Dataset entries
-- begin --
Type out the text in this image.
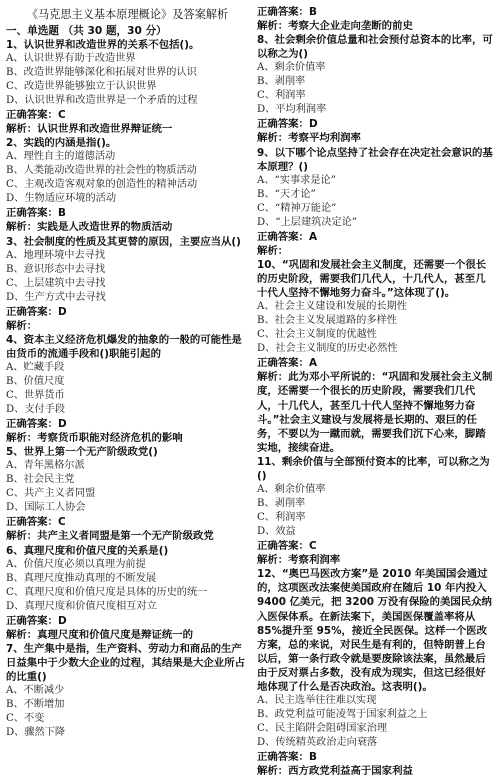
《马克思主义基本原理概论》及答案解析
一、单选题 （共 30 题，30 分）
1、认识世界和改造世界的关系不包括()。
A、认识世界有助于改造世界
B、改造世界能够深化和拓展对世界的认识
C、改造世界能够独立于认识世界
D、认识世界和改造世界是一个矛盾的过程
正确答案：C
解析：认识世界和改造世界辩证统一
2、实践的内涵是指()。
A、理性自主的道德活动
B、人类能动改造世界的社会性的物质活动
C、主观改造客观对象的创造性的精神活动
D、生物适应环境的活动
正确答案：B
解析：实践是人改造世界的物质活动
3、社会制度的性质及其更替的原因，主要应当从()
A、地理环境中去寻找
B、意识形态中去寻找
C、上层建筑中去寻找
D、生产方式中去寻找
正确答案：D
解析：
4、资本主义经济危机爆发的抽象的一般的可能性是由货币的流通手段和()职能引起的
A、贮藏手段
B、价值尺度
C、世界货币
D、支付手段
正确答案：D
解析：考察货币职能对经济危机的影响
5、世界上第一个无产阶级政党()
A、青年黑格尔派
B、社会民主党
C、共产主义者同盟
D、国际工人协会
正确答案：C
解析：共产主义者同盟是第一个无产阶级政党
6、真理尺度和价值尺度的关系是()
A、价值尺度必须以真理为前提
B、真理尺度推动真理的不断发展
C、真理尺度和价值尺度是具体的历史的统一
D、真理尺度和价值尺度相互对立
正确答案：D
解析：真理尺度和价值尺度是辩证统一的
7、生产集中是指，生产资料、劳动力和商品的生产日益集中于少数大企业的过程，其结果是大企业所占的比重()
A、不断减少
B、不断增加
C、不变
D、骤然下降
正确答案：B
解析：考察大企业走向垄断的前史
8、社会剩余价值总量和社会预付总资本的比率，可以称之为()
A、剩余价值率
B、剥削率
C、利润率
D、平均利润率
正确答案：D
解析：考察平均利润率
9、以下哪个论点坚持了社会存在决定社会意识的基本原理？()
A、“实事求是论”
B、“天才论”
C、“精神万能论”
D、“上层建筑决定论”
正确答案：A
解析：
10、“巩固和发展社会主义制度，还需要一个很长的历史阶段，需要我们几代人，十几代人，甚至几十代人坚持不懈地努力奋斗。”这体现了()。
A、社会主义建设和发展的长期性
B、社会主义发展道路的多样性
C、社会主义制度的优越性
D、社会主义制度的历史必然性
正确答案：A
解析：此为邓小平所说的：“巩固和发展社会主义制度，还需要一个很长的历史阶段，需要我们几代人，十几代人，甚至几十代人坚持不懈地努力奋斗。”社会主义建设与发展将是长期的、艰巨的任务，不要以为一蹴而就，需要我们沉下心来，脚踏实地，接续奋进。
11、剩余价值与全部预付资本的比率，可以称之为()
A、剩余价值率
B、剥削率
C、利润率
D、效益
正确答案：C
解析：考察利润率
12、“奥巴马医改方案”是 2010 年美国国会通过的，这项医改法案使美国政府在随后 10 年内投入 9400 亿美元，把 3200 万没有保险的美国民众纳入医保体系。在新法案下，美国医保覆盖率将从 85%提升至 95%，接近全民医保。这样一个医改方案，总的来说，对民生是有利的，但特朗普上台以后，第一条行政令就是要废除该法案，虽然最后由于反对票占多数，没有成为现实，但这已经很好地体现了什么是否决政治。这表明()。
A、民主选举往往难以实现
B、政党利益可能凌驾于国家利益之上
C、民主陷阱会阻碍国家治理
D、传统精英政治走向衰落
正确答案：B
解析：西方政党利益高于国家利益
-- end --
* _Goal of the exercise_
The records above should be reproduced exactly, with no pictures included.

* _Correct result_
Type out the text in this image.
《马克思主义基本原理概论》及答案解析
一、单选题 （共 30 题，30 分）
1、认识世界和改造世界的关系不包括()。
A、认识世界有助于改造世界
B、改造世界能够深化和拓展对世界的认识
C、改造世界能够独立于认识世界
D、认识世界和改造世界是一个矛盾的过程
正确答案：C
解析：认识世界和改造世界辩证统一
2、实践的内涵是指()。
A、理性自主的道德活动
B、人类能动改造世界的社会性的物质活动
C、主观改造客观对象的创造性的精神活动
D、生物适应环境的活动
正确答案：B
解析：实践是人改造世界的物质活动
3、社会制度的性质及其更替的原因，主要应当从()
A、地理环境中去寻找
B、意识形态中去寻找
C、上层建筑中去寻找
D、生产方式中去寻找
正确答案：D
解析：
4、资本主义经济危机爆发的抽象的一般的可能性是由货币的流通手段和()职能引起的
A、贮藏手段
B、价值尺度
C、世界货币
D、支付手段
正确答案：D
解析：考察货币职能对经济危机的影响
5、世界上第一个无产阶级政党()
A、青年黑格尔派
B、社会民主党
C、共产主义者同盟
D、国际工人协会
正确答案：C
解析：共产主义者同盟是第一个无产阶级政党
6、真理尺度和价值尺度的关系是()
A、价值尺度必须以真理为前提
B、真理尺度推动真理的不断发展
C、真理尺度和价值尺度是具体的历史的统一
D、真理尺度和价值尺度相互对立
正确答案：D
解析：真理尺度和价值尺度是辩证统一的
7、生产集中是指，生产资料、劳动力和商品的生产日益集中于少数大企业的过程，其结果是大企业所占的比重()
A、不断减少
B、不断增加
C、不变
D、骤然下降
正确答案：B
解析：考察大企业走向垄断的前史
8、社会剩余价值总量和社会预付总资本的比率，可以称之为()
A、剩余价值率
B、剥削率
C、利润率
D、平均利润率
正确答案：D
解析：考察平均利润率
9、以下哪个论点坚持了社会存在决定社会意识的基本原理？()
A、“实事求是论”
B、“天才论”
C、“精神万能论”
D、“上层建筑决定论”
正确答案：A
解析：
10、“巩固和发展社会主义制度，还需要一个很长的历史阶段，需要我们几代人，十几代人，甚至几十代人坚持不懈地努力奋斗。”这体现了()。
A、社会主义建设和发展的长期性
B、社会主义发展道路的多样性
C、社会主义制度的优越性
D、社会主义制度的历史必然性
正确答案：A
解析：此为邓小平所说的：“巩固和发展社会主义制度，还需要一个很长的历史阶段，需要我们几代人，十几代人，甚至几十代人坚持不懈地努力奋斗。”社会主义建设与发展将是长期的、艰巨的任务，不要以为一蹴而就，需要我们沉下心来，脚踏实地，接续奋进。
11、剩余价值与全部预付资本的比率，可以称之为()
A、剩余价值率
B、剥削率
C、利润率
D、效益
正确答案：C
解析：考察利润率
12、“奥巴马医改方案”是 2010 年美国国会通过的，这项医改法案使美国政府在随后 10 年内投入 9400 亿美元，把 3200 万没有保险的美国民众纳入医保体系。在新法案下，美国医保覆盖率将从 85%提升至 95%，接近全民医保。这样一个医改方案，总的来说，对民生是有利的，但特朗普上台以后，第一条行政令就是要废除该法案，虽然最后由于反对票占多数，没有成为现实，但这已经很好地体现了什么是否决政治。这表明()。
A、民主选举往往难以实现
B、政党利益可能凌驾于国家利益之上
C、民主陷阱会阻碍国家治理
D、传统精英政治走向衰落
正确答案：B
解析：西方政党利益高于国家利益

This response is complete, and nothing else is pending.